» Task set:
1. Reproduce the part of the horror-writing guide that begins with "To date, millions" and ends after "within the reader.", swapping in "classic models" everywhere "archetypes" appears.
2. According to the horror-writing guide, what is the thread running through the genre's archetypes, from the gothic classics to modern bestsellers?
3. Pick up the horror-writing guide after its final sentence and keep writing.

» Quoted text:
┄┄┄┄┄┄

To date, millions of horror stories have been told, so how are you going to make yours stand out? Well, aside from having the basic tools that every writer needs – characters, dialogue, setting and plot – to write great horror you need to really understand how it works.

So, here are the 3 things that every horror author needs to understand.

1) What IS horror fiction?

It’s the cause of a good deal of debate but, if you want to write horror fiction, chances are you have an idea of what it is already. You’re almost certainly right too: horror is a very, very broad church.

There are the archetypes of course, from the gothic classics of Stoker, Shelley and Poe to the modern bestsellers of King and Herbert, but the thread running through them is the desire to evoke fearful emotions within the reader.

The archetypes are there because they work so reliably with that universal human constant: our survival instinct, which makes us fear the unfamiliar and the unknown, and feel revulsion and dismay when faced with violence and gore. Other genres – crime novels or sci-fi adventures for example – may use such things to advance the story, but this is where horror fiction differs. For horror, the dread and revulsion are the point.

2) Horror vs. Terror

The two heavy weapons in the horror novelist’s arsenal: horror and terror. So, how do they differ?

Horror is a reaction to something happening. Something horrible, obviously. Something like the sudden appearance of an inhuman looking face, followed by a brutal murder, for example:

 …the glassy eyes stared inhumanly, but it wasn’t a mask, it couldn’t be. The skin had been powdered dead-white and two hectic spots of rouge centered on the cheekbones. It wasn’t a mask. It was the face of a crazy old woman. Mary started to scream, and then the curtains parted further and a hand appeared, holding a butcher’s knife. It was the knife that, a moment later, cut off her scream.

And her head. (Robert Bloch, Psycho)

┄┄┄┄┄┄

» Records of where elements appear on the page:
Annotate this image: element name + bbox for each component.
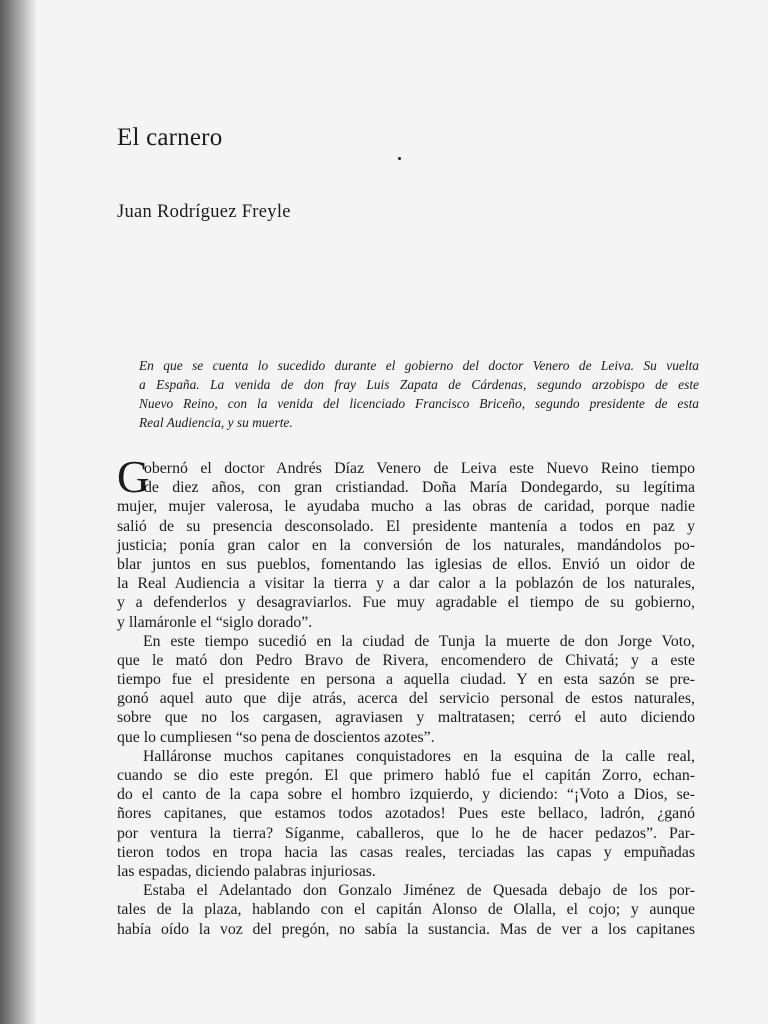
body-paragraph <box>117 632 695 747</box>
body-line: tales de la plaza, hablando con el capitán Alonso de Olalla, el cojo; y aunque <box>117 901 695 919</box>
body-line: salió de su presencia desconsolado. El presidente mantenía a todos en paz y <box>117 517 695 535</box>
body-line: tieron todos en tropa hacia las casas reales, terciadas las capas y empuñadas <box>117 843 695 861</box>
chapter-title: El carnero <box>117 124 223 151</box>
body-paragraph <box>117 881 695 939</box>
body-line: que le mató don Pedro Bravo de Rivera, encomendero de Chivatá; y a este <box>117 651 695 669</box>
body-line: En este tiempo sucedió en la ciudad de Tunja la muerte de don Jorge Voto, <box>143 632 695 650</box>
body-line: y a defenderlos y desagraviarlos. Fue muy agradable el tiempo de su gobierno, <box>117 594 695 612</box>
body-line: Halláronse muchos capitanes conquistadores en la esquina de la calle real, <box>143 747 695 765</box>
scan-page-edge-shadow <box>0 0 36 1024</box>
body-line: las espadas, diciendo palabras injuriosas. <box>117 862 376 880</box>
chapter-summary <box>139 356 699 432</box>
body-line: por ventura la tierra? Síganme, caballeros, que lo he de hacer pedazos”. Par- <box>117 824 695 842</box>
body-line: do el canto de la capa sobre el hombro izquierdo, y diciendo: “¡Voto a Dios, se- <box>117 786 695 804</box>
drop-cap: G <box>117 452 150 502</box>
body-line: la Real Audiencia a visitar la tierra y a dar calor a la poblazón de los naturales, <box>117 575 695 593</box>
chapter-author: Juan Rodríguez Freyle <box>117 202 291 222</box>
summary-line: Nuevo Reino, con la venida del licenciado Francisco Briceño, segundo presidente de esta <box>139 396 699 411</box>
body-line: de diez años, con gran cristiandad. Doña María Dondegardo, su legítima <box>144 479 695 497</box>
body-line: que lo cumpliesen “so pena de doscientos azotes”. <box>117 728 435 746</box>
chapter-body <box>117 452 695 939</box>
body-line: y llamáronle el “siglo dorado”. <box>117 613 313 631</box>
body-line: obernó el doctor Andrés Díaz Venero de Leiva este Nuevo Reino tiempo <box>144 460 695 477</box>
scan-speck <box>398 157 401 160</box>
body-line: sobre que no los cargasen, agraviasen y maltratasen; cerró el auto diciendo <box>117 709 695 727</box>
body-line: justicia; ponía gran calor en la conversión de los naturales, mandándolos po- <box>117 536 695 554</box>
body-line: Estaba el Adelantado don Gonzalo Jiménez de Quesada debajo de los por- <box>143 882 695 900</box>
body-line: mujer, mujer valerosa, le ayudaba mucho a las obras de caridad, porque nadie <box>117 498 695 516</box>
body-line: ñores capitanes, que estamos todos azotados! Pues este bellaco, ladrón, ¿ganó <box>117 805 695 823</box>
summary-line: Real Audiencia, y su muerte. <box>139 415 293 430</box>
body-line: tiempo fue el presidente en persona a aquella ciudad. Y en esta sazón se pre- <box>117 671 695 689</box>
body-paragraph <box>117 452 695 632</box>
body-paragraph <box>117 747 695 881</box>
body-line: gonó aquel auto que dije atrás, acerca del servicio personal de estos naturales, <box>117 690 695 708</box>
body-line: cuando se dio este pregón. El que primero habló fue el capitán Zorro, echan- <box>117 767 695 784</box>
body-line: blar juntos en sus pueblos, fomentando las iglesias de ellos. Envió un oidor de <box>117 555 695 573</box>
summary-line: En que se cuenta lo sucedido durante el gobierno del doctor Venero de Leiva. Su vuelta <box>139 358 699 373</box>
body-line: había oído la voz del pregón, no sabía la sustancia. Mas de ver a los capitanes <box>117 920 695 938</box>
summary-line: a España. La venida de don fray Luis Zapata de Cárdenas, segundo arzobispo de este <box>139 377 699 392</box>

┄┄┄┄┄┄

» Responses to the tasks:
1.
To date, millions of horror stories have been told, so how are you going to make yours stand out? Well, aside from having the basic tools that every writer needs – characters, dialogue, setting and plot – to write great horror you need to really understand how it works.

So, here are the 3 things that every horror author needs to understand.

1) What IS horror fiction?

It’s the cause of a good deal of debate but, if you want to write horror fiction, chances are you have an idea of what it is already. You’re almost certainly right too: horror is a very, very broad church.

There are the classic models of course, from the gothic classics of Stoker, Shelley and Poe to the modern bestsellers of King and Herbert, but the thread running through them is the desire to evoke fearful emotions within the reader.

2. The desire to evoke fearful emotions within the reader.

3.
Terror, on the other hand, is the fear that something horrible is going to happen. The works of Ann Radcliffe are often considered something of a ground zero for gothic fiction, and here in The Mysteries of Udolpho, we see her using the advance of the unknown to create terror:

[Emily] perceived something enter the room, but the extreme duskiness prevented her distinguishing what it was. Almost fainting with terror, she had yet sufficient command over herself to check the shriek that was escaping from her lips…

The atmosphere continues to build as the figure approaches Emily’s bed, until she is almost able to make it out:

…terror, however, had now deprived her of the power of discrimination, as well as that of utterance.

In practice, horror and terror work hand in hand. The reality of horror enhances terror by confirming that there’s something to be scared of, just as being emotionally charged with terror means you’re already on edge when the horror is revealed.

Incidentally, while the ability to create both these emotions is essential for the horror writer, the genre title “Horror” serves as a catch-all for books dealing with either. Have a quick look at Amazon: you won’t find a “Terror” section, but there are 30,000+ titles listed under “Horror“.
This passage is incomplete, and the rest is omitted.